• WHAT YOU ARE ASKED TO DO: Keep every line where the word "JSON" appears; drop the rest.
----
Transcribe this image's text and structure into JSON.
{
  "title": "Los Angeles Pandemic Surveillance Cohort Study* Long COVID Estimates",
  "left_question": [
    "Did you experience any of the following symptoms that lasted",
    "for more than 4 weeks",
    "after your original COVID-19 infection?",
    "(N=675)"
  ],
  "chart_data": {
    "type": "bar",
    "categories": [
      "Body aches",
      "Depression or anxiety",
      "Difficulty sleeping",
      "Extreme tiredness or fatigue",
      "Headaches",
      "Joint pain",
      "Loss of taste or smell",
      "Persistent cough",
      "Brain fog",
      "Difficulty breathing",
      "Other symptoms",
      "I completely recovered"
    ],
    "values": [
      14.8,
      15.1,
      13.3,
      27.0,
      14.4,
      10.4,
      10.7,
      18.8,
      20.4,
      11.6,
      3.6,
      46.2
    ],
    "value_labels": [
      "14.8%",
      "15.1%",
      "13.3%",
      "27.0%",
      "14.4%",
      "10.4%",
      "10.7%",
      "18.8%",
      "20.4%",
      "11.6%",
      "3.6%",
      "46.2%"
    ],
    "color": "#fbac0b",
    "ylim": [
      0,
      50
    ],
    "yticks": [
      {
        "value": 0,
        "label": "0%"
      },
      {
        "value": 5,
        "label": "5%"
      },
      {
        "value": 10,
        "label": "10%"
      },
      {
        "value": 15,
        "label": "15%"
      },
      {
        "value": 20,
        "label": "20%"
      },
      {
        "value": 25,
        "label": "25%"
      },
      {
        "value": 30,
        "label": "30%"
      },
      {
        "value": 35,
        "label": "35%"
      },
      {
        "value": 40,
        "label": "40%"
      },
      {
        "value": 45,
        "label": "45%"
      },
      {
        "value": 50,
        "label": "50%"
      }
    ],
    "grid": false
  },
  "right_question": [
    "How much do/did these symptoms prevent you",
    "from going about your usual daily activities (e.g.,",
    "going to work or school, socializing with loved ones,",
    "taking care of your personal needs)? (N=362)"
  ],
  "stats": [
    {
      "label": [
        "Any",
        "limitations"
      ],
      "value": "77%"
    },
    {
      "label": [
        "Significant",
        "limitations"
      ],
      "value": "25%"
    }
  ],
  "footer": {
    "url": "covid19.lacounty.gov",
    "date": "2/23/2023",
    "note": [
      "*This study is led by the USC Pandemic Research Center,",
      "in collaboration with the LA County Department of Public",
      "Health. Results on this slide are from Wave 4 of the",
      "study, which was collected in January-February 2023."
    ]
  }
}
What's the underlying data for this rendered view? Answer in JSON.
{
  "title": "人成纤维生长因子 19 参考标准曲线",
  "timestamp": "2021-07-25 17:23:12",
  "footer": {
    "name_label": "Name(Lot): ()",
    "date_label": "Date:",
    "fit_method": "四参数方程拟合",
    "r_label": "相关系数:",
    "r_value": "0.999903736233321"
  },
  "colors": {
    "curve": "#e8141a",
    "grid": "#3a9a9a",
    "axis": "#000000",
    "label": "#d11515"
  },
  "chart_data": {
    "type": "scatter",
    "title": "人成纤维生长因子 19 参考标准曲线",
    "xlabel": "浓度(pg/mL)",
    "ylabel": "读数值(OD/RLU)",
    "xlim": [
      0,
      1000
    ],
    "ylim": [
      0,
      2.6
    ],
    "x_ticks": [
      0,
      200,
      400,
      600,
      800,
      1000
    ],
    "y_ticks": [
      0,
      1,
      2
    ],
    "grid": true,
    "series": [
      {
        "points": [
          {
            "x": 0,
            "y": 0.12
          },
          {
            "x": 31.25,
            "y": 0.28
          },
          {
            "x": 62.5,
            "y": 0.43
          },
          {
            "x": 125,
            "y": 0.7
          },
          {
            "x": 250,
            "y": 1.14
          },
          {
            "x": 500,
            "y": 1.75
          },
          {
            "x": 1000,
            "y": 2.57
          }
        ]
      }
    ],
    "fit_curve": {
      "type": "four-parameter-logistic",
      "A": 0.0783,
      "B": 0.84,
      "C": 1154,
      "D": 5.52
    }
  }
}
----
• EXERCISE SOLUTION:
Transcribe this image's text and structure into JSON.
What's the underlying data for this rendered view? Answer in JSON.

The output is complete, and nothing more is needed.